Exercise description
Copy the data word for word, keeping every line.
>>
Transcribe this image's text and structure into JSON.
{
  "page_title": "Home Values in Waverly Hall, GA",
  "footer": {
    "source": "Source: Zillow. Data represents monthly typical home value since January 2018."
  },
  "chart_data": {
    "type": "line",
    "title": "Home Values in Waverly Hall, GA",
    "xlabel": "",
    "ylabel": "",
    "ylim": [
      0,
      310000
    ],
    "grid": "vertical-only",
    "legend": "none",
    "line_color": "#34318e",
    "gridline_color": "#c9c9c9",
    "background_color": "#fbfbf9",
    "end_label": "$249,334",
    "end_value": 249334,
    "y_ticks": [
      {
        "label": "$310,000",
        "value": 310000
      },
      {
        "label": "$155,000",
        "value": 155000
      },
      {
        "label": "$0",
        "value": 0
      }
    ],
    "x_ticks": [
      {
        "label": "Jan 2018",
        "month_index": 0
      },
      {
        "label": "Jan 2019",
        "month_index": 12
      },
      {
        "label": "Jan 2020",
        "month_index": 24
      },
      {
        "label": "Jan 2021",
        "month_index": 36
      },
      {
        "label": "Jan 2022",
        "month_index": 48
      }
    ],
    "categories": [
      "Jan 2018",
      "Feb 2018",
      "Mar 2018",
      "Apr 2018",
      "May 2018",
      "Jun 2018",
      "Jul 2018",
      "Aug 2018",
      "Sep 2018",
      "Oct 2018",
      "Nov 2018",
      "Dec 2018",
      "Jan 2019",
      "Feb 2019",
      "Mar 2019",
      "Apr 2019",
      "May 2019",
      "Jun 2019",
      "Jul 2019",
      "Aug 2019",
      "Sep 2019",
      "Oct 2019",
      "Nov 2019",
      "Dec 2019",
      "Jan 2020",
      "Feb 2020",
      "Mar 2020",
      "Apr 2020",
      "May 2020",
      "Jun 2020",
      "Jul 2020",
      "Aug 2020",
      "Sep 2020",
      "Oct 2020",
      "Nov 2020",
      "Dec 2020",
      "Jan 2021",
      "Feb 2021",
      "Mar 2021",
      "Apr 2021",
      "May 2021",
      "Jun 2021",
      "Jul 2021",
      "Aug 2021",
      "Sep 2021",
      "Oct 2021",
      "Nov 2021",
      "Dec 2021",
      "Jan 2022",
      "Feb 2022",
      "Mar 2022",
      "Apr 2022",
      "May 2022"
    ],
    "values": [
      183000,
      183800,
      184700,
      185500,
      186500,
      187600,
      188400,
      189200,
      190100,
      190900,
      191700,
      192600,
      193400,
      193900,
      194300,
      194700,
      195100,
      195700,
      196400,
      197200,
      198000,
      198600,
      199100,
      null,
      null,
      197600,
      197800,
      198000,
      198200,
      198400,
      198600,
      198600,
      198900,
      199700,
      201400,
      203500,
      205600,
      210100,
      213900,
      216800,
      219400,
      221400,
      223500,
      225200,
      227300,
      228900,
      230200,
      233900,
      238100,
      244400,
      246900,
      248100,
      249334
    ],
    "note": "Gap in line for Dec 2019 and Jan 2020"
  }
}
<<
Solution for this exercise
Transcribe this image's text and structure into JSON.
{
  "page_title": "Home Values in Waverly Hall, GA",
  "footer": {
    "source": "Source: Zillow. Data represents monthly typical home value since January 2018."
  },
  "chart_data": {
    "type": "line",
    "title": "Home Values in Waverly Hall, GA",
    "xlabel": "",
    "ylabel": "",
    "ylim": [
      0,
      310000
    ],
    "grid": "vertical-only",
    "legend": "none",
    "line_color": "#34318e",
    "gridline_color": "#c9c9c9",
    "background_color": "#fbfbf9",
    "end_label": "$249,334",
    "end_value": 249334,
    "y_ticks": [
      {
        "label": "$310,000",
        "value": 310000
      },
      {
        "label": "$155,000",
        "value": 155000
      },
      {
        "label": "$0",
        "value": 0
      }
    ],
    "x_ticks": [
      {
        "label": "Jan 2018",
        "month_index": 0
      },
      {
        "label": "Jan 2019",
        "month_index": 12
      },
      {
        "label": "Jan 2020",
        "month_index": 24
      },
      {
        "label": "Jan 2021",
        "month_index": 36
      },
      {
        "label": "Jan 2022",
        "month_index": 48
      }
    ],
    "categories": [
      "Jan 2018",
      "Feb 2018",
      "Mar 2018",
      "Apr 2018",
      "May 2018",
      "Jun 2018",
      "Jul 2018",
      "Aug 2018",
      "Sep 2018",
      "Oct 2018",
      "Nov 2018",
      "Dec 2018",
      "Jan 2019",
      "Feb 2019",
      "Mar 2019",
      "Apr 2019",
      "May 2019",
      "Jun 2019",
      "Jul 2019",
      "Aug 2019",
      "Sep 2019",
      "Oct 2019",
      "Nov 2019",
      "Dec 2019",
      "Jan 2020",
      "Feb 2020",
      "Mar 2020",
      "Apr 2020",
      "May 2020",
      "Jun 2020",
      "Jul 2020",
      "Aug 2020",
      "Sep 2020",
      "Oct 2020",
      "Nov 2020",
      "Dec 2020",
      "Jan 2021",
      "Feb 2021",
      "Mar 2021",
      "Apr 2021",
      "May 2021",
      "Jun 2021",
      "Jul 2021",
      "Aug 2021",
      "Sep 2021",
      "Oct 2021",
      "Nov 2021",
      "Dec 2021",
      "Jan 2022",
      "Feb 2022",
      "Mar 2022",
      "Apr 2022",
      "May 2022"
    ],
    "values": [
      183000,
      183800,
      184700,
      185500,
      186500,
      187600,
      188400,
      189200,
      190100,
      190900,
      191700,
      192600,
      193400,
      193900,
      194300,
      194700,
      195100,
      195700,
      196400,
      197200,
      198000,
      198600,
      199100,
      null,
      null,
      197600,
      197800,
      198000,
      198200,
      198400,
      198600,
      198600,
      198900,
      199700,
      201400,
      203500,
      205600,
      210100,
      213900,
      216800,
      219400,
      221400,
      223500,
      225200,
      227300,
      228900,
      230200,
      233900,
      238100,
      244400,
      246900,
      248100,
      249334
    ],
    "note": "Gap in line for Dec 2019 and Jan 2020"
  }
}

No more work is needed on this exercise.